Your instructions: Output each line of the material exactly as it stands.

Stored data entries
** Begin **

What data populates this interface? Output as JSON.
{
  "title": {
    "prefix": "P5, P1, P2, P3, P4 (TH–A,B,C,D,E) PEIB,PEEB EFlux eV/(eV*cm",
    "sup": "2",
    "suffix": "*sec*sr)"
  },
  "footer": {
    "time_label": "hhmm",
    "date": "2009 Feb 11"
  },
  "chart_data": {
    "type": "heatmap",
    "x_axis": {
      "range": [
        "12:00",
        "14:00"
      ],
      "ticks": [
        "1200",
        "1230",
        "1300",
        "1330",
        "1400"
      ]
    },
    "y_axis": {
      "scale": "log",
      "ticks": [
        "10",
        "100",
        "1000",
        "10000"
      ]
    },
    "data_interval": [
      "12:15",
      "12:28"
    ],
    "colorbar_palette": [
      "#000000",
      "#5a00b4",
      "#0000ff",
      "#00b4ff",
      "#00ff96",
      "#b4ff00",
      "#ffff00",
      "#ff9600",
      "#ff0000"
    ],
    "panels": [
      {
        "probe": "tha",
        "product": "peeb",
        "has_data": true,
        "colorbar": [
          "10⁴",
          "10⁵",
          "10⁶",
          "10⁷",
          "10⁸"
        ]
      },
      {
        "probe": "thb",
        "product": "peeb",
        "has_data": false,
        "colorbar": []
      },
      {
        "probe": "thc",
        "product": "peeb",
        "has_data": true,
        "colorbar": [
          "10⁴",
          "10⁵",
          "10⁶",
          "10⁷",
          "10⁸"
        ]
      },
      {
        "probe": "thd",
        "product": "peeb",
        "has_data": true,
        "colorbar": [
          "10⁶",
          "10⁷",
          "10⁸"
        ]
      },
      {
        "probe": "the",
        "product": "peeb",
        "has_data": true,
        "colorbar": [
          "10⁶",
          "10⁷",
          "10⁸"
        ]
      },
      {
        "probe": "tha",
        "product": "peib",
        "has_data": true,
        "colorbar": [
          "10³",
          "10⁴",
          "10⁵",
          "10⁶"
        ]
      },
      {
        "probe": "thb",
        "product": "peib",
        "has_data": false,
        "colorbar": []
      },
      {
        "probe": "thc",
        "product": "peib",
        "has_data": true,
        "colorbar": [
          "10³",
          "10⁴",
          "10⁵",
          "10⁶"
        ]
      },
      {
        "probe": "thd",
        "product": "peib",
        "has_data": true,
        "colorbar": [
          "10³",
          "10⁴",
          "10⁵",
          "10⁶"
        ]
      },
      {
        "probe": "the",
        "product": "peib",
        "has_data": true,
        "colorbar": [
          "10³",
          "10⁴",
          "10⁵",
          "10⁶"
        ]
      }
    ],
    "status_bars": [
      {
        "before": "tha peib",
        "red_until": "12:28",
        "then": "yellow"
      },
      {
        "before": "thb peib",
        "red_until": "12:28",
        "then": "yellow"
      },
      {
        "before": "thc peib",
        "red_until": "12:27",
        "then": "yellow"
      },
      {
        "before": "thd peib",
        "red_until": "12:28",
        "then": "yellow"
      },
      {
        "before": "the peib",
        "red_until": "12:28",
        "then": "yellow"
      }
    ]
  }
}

** End **

Correct output:
What data populates this interface? Output as JSON.
{
  "title": {
    "prefix": "P5, P1, P2, P3, P4 (TH–A,B,C,D,E) PEIB,PEEB EFlux eV/(eV*cm",
    "sup": "2",
    "suffix": "*sec*sr)"
  },
  "footer": {
    "time_label": "hhmm",
    "date": "2009 Feb 11"
  },
  "chart_data": {
    "type": "heatmap",
    "x_axis": {
      "range": [
        "12:00",
        "14:00"
      ],
      "ticks": [
        "1200",
        "1230",
        "1300",
        "1330",
        "1400"
      ]
    },
    "y_axis": {
      "scale": "log",
      "ticks": [
        "10",
        "100",
        "1000",
        "10000"
      ]
    },
    "data_interval": [
      "12:15",
      "12:28"
    ],
    "colorbar_palette": [
      "#000000",
      "#5a00b4",
      "#0000ff",
      "#00b4ff",
      "#00ff96",
      "#b4ff00",
      "#ffff00",
      "#ff9600",
      "#ff0000"
    ],
    "panels": [
      {
        "probe": "tha",
        "product": "peeb",
        "has_data": true,
        "colorbar": [
          "10⁴",
          "10⁵",
          "10⁶",
          "10⁷",
          "10⁸"
        ]
      },
      {
        "probe": "thb",
        "product": "peeb",
        "has_data": false,
        "colorbar": []
      },
      {
        "probe": "thc",
        "product": "peeb",
        "has_data": true,
        "colorbar": [
          "10⁴",
          "10⁵",
          "10⁶",
          "10⁷",
          "10⁸"
        ]
      },
      {
        "probe": "thd",
        "product": "peeb",
        "has_data": true,
        "colorbar": [
          "10⁶",
          "10⁷",
          "10⁸"
        ]
      },
      {
        "probe": "the",
        "product": "peeb",
        "has_data": true,
        "colorbar": [
          "10⁶",
          "10⁷",
          "10⁸"
        ]
      },
      {
        "probe": "tha",
        "product": "peib",
        "has_data": true,
        "colorbar": [
          "10³",
          "10⁴",
          "10⁵",
          "10⁶"
        ]
      },
      {
        "probe": "thb",
        "product": "peib",
        "has_data": false,
        "colorbar": []
      },
      {
        "probe": "thc",
        "product": "peib",
        "has_data": true,
        "colorbar": [
          "10³",
          "10⁴",
          "10⁵",
          "10⁶"
        ]
      },
      {
        "probe": "thd",
        "product": "peib",
        "has_data": true,
        "colorbar": [
          "10³",
          "10⁴",
          "10⁵",
          "10⁶"
        ]
      },
      {
        "probe": "the",
        "product": "peib",
        "has_data": true,
        "colorbar": [
          "10³",
          "10⁴",
          "10⁵",
          "10⁶"
        ]
      }
    ],
    "status_bars": [
      {
        "before": "tha peib",
        "red_until": "12:28",
        "then": "yellow"
      },
      {
        "before": "thb peib",
        "red_until": "12:28",
        "then": "yellow"
      },
      {
        "before": "thc peib",
        "red_until": "12:27",
        "then": "yellow"
      },
      {
        "before": "thd peib",
        "red_until": "12:28",
        "then": "yellow"
      },
      {
        "before": "the peib",
        "red_until": "12:28",
        "then": "yellow"
      }
    ]
  }
}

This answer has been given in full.